[Saved entries]
>> Start
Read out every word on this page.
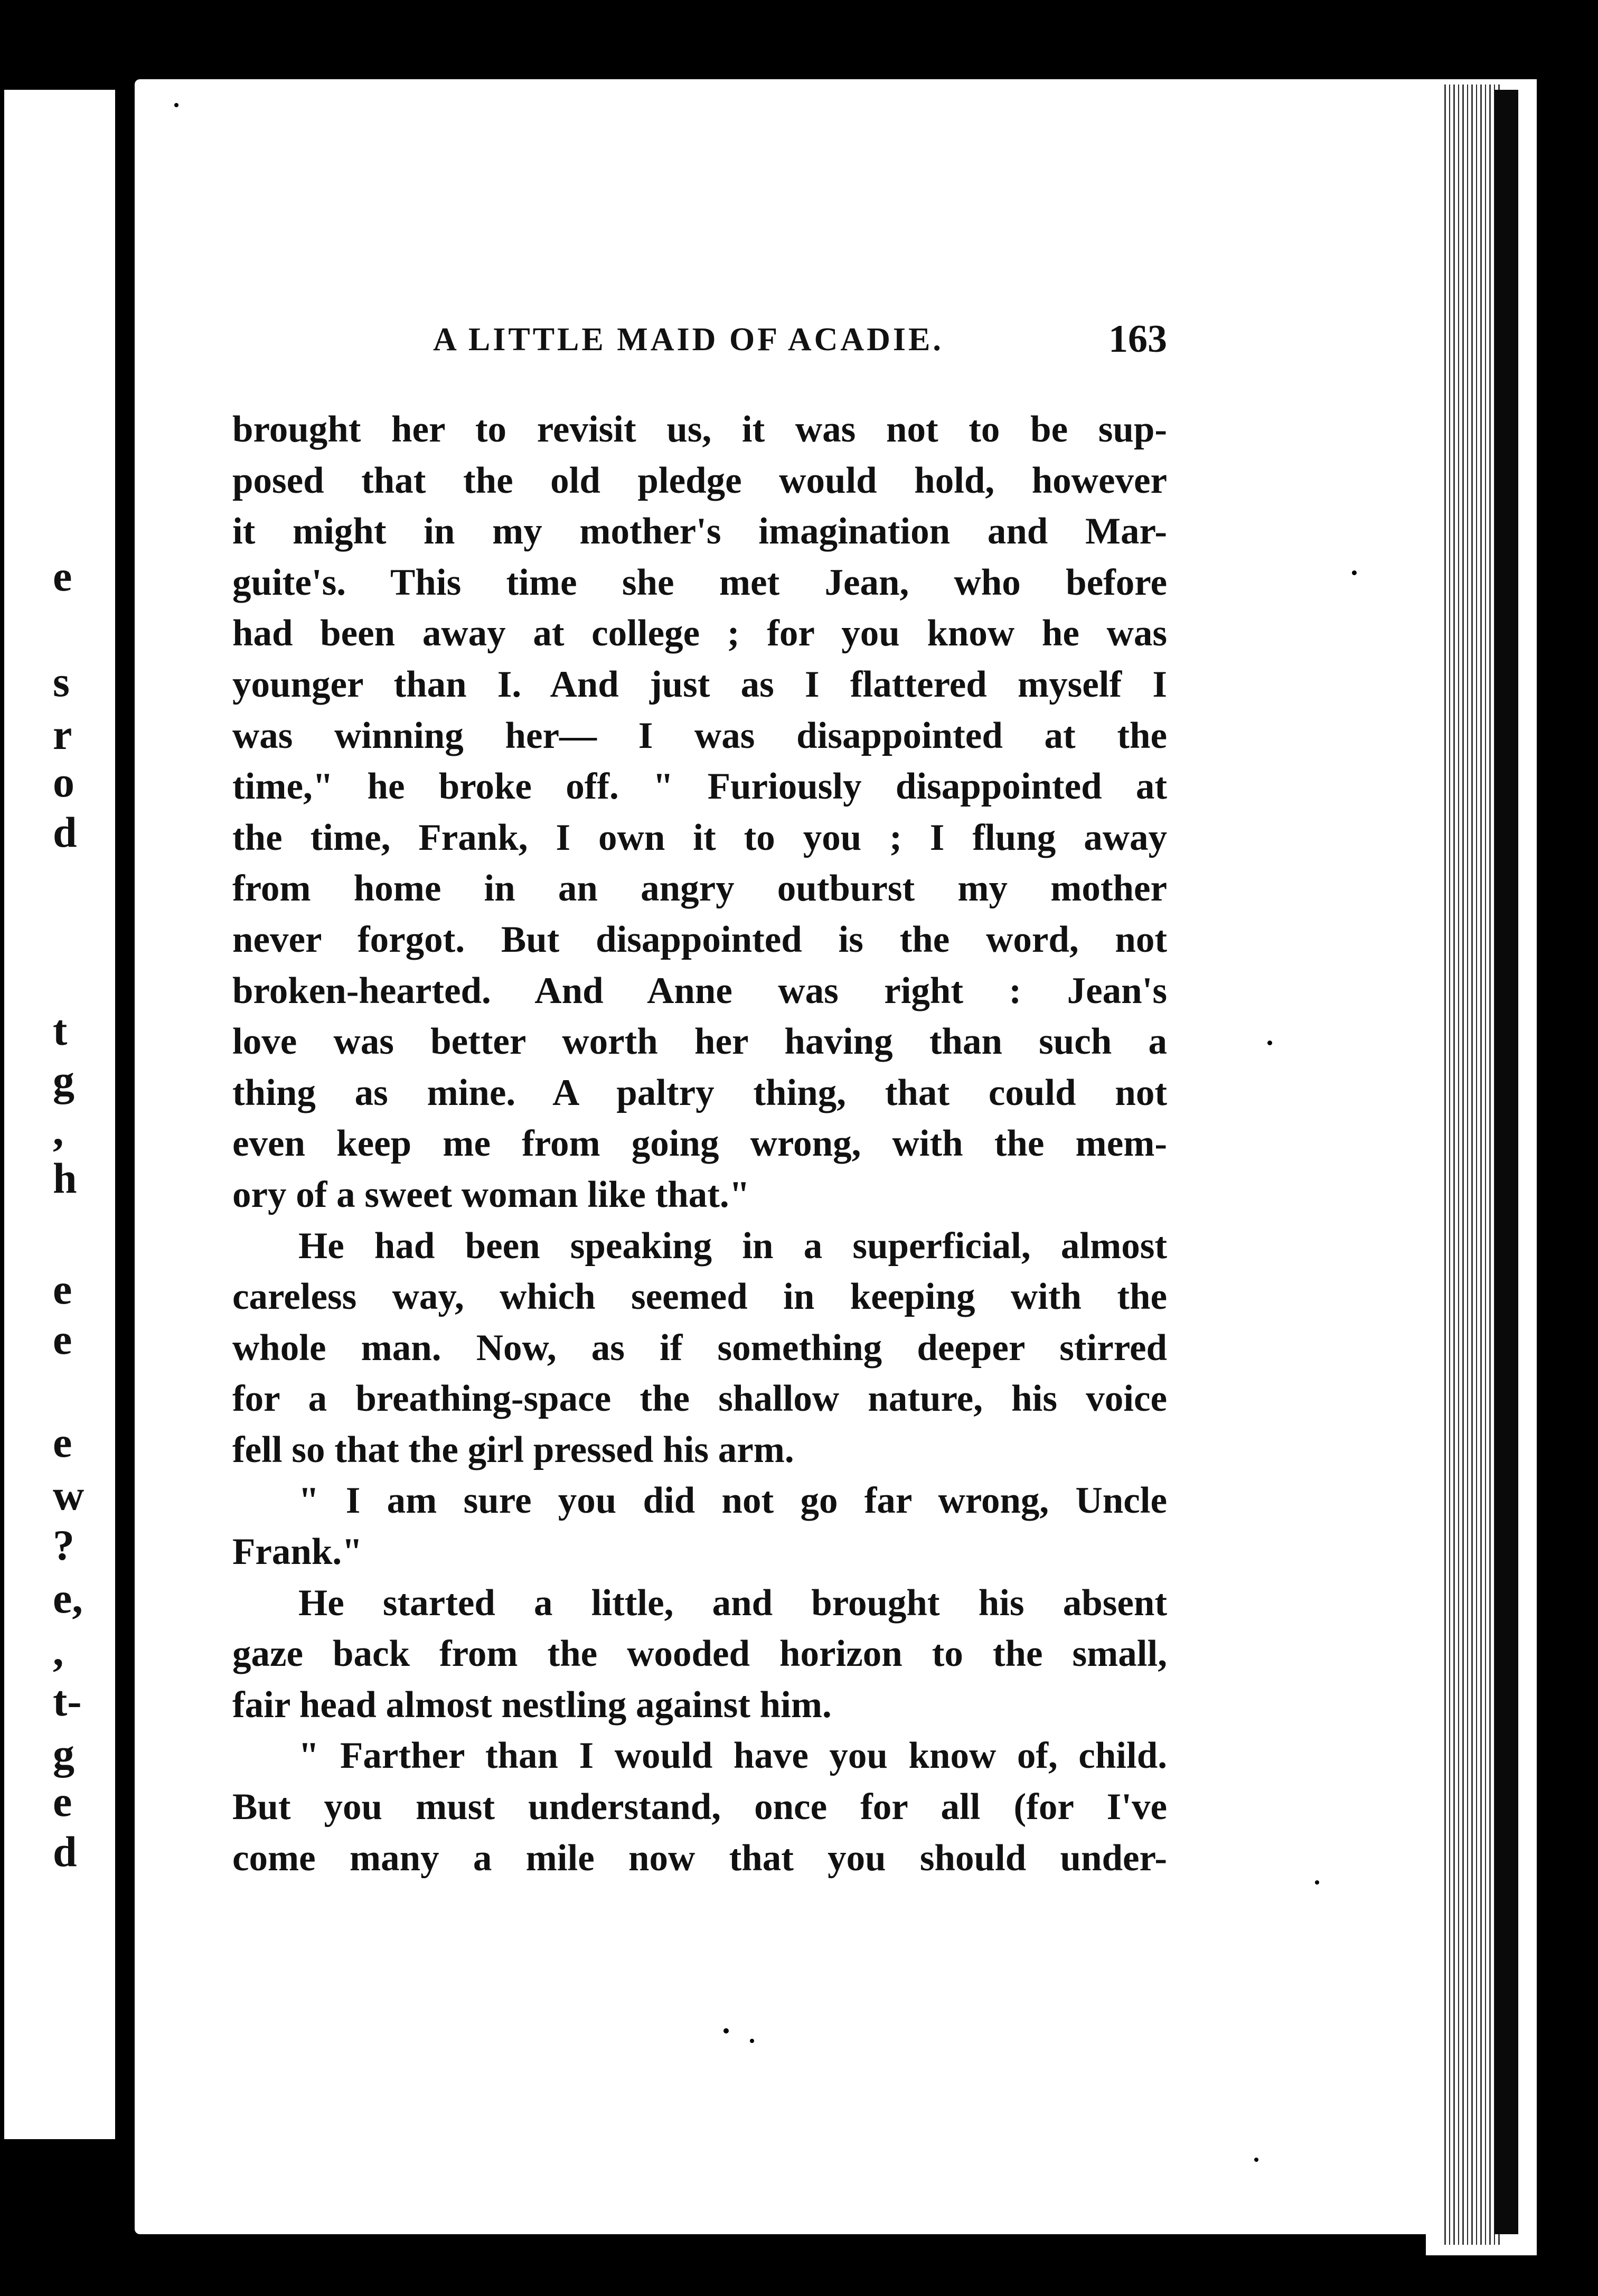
e
s
r
o
d
t
g
,
h
e
e
e
w
?
e,
,
t-
g
e
d
A LITTLE MAID OF ACADIE.	163
brought her to revisit us, it was not to be sup-
posed that the old pledge would hold, however
it might in my mother's imagination and Mar-
guite's. This time she met Jean, who before
had been away at college ; for you know he was
younger than I. And just as I flattered myself I
was winning her— I was disappointed at the
time," he broke off. " Furiously disappointed at
the time, Frank, I own it to you ; I flung away
from home in an angry outburst my mother
never forgot. But disappointed is the word, not
broken-hearted. And Anne was right : Jean's
love was better worth her having than such a
thing as mine. A paltry thing, that could not
even keep me from going wrong, with the mem-
ory of a sweet woman like that."
He had been speaking in a superficial, almost
careless way, which seemed in keeping with the
whole man. Now, as if something deeper stirred
for a breathing-space the shallow nature, his voice
fell so that the girl pressed his arm.
" I am sure you did not go far wrong, Uncle
Frank."
He started a little, and brought his absent
gaze back from the wooded horizon to the small,
fair head almost nestling against him.
" Farther than I would have you know of, child.
But you must understand, once for all (for I've
come many a mile now that you should under-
>> End
:: Goal of the exercise ::
Read the data above and pull out each line that holds the string "with".

:: Answer for the task ::
even keep me from going wrong, with the mem-
careless way, which seemed in keeping with the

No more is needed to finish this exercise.